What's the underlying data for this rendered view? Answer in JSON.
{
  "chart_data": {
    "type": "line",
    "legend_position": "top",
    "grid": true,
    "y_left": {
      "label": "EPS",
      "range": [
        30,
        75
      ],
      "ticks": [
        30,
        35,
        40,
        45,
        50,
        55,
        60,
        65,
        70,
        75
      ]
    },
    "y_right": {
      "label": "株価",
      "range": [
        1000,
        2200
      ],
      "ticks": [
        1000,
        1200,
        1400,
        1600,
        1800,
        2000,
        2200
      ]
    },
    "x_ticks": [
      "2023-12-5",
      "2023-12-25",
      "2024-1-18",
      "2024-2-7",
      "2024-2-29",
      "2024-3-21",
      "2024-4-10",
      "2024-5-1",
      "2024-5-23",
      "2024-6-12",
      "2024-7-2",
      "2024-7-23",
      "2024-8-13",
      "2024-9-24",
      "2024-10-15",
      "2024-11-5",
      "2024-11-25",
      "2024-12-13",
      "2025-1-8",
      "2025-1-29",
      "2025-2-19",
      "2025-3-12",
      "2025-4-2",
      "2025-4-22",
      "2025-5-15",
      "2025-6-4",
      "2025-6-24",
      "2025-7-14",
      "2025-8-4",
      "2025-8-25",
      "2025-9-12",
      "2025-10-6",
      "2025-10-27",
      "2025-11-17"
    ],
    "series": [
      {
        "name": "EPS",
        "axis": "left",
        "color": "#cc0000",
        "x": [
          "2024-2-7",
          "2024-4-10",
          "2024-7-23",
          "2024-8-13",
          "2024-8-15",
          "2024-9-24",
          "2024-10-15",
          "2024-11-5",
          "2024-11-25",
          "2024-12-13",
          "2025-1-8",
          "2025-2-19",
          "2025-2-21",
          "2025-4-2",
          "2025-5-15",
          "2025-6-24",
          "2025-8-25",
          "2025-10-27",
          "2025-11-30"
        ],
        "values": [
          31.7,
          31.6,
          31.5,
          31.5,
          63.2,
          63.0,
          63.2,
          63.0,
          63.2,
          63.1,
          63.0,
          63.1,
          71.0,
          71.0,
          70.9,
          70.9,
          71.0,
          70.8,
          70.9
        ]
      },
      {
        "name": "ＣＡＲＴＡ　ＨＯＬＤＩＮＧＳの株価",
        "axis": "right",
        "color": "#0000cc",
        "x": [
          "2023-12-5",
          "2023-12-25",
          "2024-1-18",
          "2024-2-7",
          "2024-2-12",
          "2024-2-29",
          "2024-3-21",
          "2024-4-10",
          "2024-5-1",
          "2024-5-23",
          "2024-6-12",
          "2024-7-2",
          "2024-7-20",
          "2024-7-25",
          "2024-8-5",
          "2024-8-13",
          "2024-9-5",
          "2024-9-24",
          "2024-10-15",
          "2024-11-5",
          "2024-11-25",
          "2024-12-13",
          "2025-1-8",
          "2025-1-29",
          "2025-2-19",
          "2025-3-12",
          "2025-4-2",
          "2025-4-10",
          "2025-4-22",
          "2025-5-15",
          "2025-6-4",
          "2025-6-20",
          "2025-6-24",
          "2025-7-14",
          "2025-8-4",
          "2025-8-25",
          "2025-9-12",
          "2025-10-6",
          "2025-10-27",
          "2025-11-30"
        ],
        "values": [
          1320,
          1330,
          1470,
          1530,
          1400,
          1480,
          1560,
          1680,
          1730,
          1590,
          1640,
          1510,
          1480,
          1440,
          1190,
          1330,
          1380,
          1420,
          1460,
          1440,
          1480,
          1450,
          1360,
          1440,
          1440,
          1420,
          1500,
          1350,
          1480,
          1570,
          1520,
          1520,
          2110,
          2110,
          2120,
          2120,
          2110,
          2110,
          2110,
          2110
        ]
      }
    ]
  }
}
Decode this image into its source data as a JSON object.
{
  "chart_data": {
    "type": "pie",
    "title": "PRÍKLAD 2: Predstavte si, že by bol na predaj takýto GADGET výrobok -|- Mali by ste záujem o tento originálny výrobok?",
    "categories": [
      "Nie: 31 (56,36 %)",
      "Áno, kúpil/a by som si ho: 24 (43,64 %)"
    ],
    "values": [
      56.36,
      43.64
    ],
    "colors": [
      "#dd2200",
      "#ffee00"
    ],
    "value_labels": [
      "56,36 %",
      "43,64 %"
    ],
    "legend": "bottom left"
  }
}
:::::
» **PROBLEM DETAILS**
Return exactly the lines from the one containing "Decode this image" to the last line of the data, and nothing more.

» **SOLUTION**
Decode this image into its source data as a JSON object.
{
  "chart_data": {
    "type": "pie",
    "title": "PRÍKLAD 2: Predstavte si, že by bol na predaj takýto GADGET výrobok -|- Mali by ste záujem o tento originálny výrobok?",
    "categories": [
      "Nie: 31 (56,36 %)",
      "Áno, kúpil/a by som si ho: 24 (43,64 %)"
    ],
    "values": [
      56.36,
      43.64
    ],
    "colors": [
      "#dd2200",
      "#ffee00"
    ],
    "value_labels": [
      "56,36 %",
      "43,64 %"
    ],
    "legend": "bottom left"
  }
}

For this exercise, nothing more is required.